*To do*
Return only the number of lines in the entries below that hold the word "content".

*Extracted material*
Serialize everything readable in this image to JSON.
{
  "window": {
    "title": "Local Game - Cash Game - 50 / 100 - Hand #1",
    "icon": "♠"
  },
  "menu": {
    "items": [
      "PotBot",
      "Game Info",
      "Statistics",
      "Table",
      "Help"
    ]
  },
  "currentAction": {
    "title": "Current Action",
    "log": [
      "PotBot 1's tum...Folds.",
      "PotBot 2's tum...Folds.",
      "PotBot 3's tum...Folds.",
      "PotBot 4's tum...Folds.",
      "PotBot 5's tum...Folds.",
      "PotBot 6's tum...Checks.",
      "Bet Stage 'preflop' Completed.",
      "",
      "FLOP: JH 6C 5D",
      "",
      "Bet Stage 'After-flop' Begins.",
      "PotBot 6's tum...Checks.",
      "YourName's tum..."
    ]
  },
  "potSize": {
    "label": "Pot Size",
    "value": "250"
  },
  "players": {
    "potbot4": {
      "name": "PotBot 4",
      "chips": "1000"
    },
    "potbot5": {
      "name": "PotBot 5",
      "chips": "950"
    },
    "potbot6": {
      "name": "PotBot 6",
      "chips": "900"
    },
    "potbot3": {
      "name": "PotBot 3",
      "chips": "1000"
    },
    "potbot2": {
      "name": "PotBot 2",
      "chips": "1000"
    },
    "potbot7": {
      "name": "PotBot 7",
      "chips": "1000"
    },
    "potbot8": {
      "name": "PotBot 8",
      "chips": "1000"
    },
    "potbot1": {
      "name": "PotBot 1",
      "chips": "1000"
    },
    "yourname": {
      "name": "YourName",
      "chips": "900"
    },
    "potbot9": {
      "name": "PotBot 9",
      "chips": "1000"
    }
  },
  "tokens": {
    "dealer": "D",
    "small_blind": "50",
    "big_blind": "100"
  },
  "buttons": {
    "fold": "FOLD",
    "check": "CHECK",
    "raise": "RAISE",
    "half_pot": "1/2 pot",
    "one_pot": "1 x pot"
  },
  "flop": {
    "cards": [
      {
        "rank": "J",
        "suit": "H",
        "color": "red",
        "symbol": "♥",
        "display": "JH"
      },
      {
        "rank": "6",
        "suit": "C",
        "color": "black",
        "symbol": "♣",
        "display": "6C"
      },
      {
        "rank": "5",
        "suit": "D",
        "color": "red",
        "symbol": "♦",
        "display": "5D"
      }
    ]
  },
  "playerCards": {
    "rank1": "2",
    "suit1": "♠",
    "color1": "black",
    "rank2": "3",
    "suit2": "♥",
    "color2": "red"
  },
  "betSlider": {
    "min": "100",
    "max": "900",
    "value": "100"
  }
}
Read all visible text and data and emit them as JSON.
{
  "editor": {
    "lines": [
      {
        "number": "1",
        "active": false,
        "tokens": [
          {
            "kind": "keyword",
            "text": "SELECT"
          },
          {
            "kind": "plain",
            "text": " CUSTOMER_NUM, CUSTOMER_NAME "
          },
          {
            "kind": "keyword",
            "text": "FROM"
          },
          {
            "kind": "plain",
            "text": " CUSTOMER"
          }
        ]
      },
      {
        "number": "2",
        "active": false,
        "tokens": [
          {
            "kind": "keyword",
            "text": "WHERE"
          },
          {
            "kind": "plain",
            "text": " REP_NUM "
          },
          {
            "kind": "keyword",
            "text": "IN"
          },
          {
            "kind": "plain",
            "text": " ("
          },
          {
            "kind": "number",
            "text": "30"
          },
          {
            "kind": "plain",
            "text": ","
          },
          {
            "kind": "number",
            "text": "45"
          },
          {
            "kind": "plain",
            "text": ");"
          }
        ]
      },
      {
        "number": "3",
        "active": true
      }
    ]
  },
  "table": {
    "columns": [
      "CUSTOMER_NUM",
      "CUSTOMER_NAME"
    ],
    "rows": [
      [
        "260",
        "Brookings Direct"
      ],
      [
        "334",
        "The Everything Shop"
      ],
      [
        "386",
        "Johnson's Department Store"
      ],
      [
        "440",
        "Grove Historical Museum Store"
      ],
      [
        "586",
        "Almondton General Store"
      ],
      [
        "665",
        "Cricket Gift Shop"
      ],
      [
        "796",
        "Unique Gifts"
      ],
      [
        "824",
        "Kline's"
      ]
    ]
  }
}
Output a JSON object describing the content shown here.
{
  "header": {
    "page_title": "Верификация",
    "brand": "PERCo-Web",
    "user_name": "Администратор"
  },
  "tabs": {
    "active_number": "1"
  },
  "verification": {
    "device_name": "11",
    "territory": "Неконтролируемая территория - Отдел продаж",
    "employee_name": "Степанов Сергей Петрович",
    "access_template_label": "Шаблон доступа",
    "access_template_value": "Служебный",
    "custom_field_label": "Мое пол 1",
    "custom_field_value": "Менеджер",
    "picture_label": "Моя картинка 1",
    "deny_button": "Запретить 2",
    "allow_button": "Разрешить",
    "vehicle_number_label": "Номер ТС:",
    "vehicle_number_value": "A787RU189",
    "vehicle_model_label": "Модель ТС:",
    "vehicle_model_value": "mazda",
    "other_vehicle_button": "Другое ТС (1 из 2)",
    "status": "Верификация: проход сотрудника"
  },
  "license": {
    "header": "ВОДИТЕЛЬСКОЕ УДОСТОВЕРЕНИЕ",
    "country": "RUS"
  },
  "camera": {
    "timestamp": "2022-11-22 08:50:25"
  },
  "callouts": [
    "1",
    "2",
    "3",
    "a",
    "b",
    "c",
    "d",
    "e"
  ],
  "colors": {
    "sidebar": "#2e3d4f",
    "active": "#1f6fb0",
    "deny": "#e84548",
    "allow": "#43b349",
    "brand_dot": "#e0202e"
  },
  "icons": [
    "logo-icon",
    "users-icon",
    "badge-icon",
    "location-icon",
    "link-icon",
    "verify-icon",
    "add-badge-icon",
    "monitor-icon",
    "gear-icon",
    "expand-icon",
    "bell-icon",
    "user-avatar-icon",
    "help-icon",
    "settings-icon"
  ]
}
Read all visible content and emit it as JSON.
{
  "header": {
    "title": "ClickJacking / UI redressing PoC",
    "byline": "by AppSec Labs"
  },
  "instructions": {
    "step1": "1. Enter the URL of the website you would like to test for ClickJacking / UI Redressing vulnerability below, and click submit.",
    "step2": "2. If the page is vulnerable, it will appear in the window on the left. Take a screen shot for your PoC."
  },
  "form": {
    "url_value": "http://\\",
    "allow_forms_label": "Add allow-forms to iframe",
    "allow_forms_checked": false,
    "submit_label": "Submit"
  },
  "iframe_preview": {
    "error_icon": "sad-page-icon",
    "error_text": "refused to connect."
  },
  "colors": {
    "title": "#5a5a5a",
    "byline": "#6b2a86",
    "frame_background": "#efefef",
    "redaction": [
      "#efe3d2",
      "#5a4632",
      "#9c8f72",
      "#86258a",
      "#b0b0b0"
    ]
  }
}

*Result of this task*
2